** START MATERIAL TO PROCESS **

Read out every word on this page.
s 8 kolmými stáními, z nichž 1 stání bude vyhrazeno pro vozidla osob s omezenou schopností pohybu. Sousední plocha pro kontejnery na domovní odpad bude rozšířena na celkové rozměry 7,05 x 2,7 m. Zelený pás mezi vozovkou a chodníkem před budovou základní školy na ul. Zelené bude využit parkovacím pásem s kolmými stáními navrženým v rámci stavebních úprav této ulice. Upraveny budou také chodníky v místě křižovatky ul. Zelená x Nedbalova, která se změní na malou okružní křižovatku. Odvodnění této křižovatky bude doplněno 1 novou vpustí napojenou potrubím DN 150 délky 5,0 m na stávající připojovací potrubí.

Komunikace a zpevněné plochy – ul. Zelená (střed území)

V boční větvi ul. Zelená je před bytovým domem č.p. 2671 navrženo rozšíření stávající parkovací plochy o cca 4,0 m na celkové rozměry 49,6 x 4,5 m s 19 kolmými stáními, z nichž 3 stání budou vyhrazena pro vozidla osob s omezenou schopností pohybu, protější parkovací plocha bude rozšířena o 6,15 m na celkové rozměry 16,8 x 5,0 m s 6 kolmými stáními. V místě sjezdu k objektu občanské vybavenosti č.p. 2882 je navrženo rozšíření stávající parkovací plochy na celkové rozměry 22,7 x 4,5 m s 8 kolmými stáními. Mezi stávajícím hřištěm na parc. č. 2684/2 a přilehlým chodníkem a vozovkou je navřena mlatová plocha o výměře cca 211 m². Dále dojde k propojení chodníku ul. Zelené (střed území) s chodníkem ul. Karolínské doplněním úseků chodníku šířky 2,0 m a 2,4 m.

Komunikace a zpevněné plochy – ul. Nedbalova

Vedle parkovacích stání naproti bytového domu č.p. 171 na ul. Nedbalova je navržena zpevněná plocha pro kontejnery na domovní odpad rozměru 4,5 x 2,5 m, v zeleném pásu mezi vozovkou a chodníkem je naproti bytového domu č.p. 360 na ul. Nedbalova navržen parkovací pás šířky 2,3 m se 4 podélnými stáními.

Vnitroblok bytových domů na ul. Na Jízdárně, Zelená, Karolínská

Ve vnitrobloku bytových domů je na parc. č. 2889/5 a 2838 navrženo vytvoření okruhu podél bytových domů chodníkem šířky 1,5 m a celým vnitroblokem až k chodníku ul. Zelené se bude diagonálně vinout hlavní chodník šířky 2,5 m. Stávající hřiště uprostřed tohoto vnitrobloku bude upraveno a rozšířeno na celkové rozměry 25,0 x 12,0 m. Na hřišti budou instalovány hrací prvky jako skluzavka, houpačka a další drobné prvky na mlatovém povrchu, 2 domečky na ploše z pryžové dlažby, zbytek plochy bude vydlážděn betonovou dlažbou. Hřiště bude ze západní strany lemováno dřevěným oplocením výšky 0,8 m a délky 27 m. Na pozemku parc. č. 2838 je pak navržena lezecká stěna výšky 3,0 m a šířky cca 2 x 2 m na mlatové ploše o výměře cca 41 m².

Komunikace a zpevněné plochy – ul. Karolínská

** END MATERIAL TO PROCESS **

• PROBLEM TO SOLVE:
Look through the entries above; copy every line holding the string "zpevněné".

• THE ANSWER:
Komunikace a zpevněné plochy – ul. Zelená (střed území)
Komunikace a zpevněné plochy – ul. Nedbalova
Komunikace a zpevněné plochy – ul. Karolínská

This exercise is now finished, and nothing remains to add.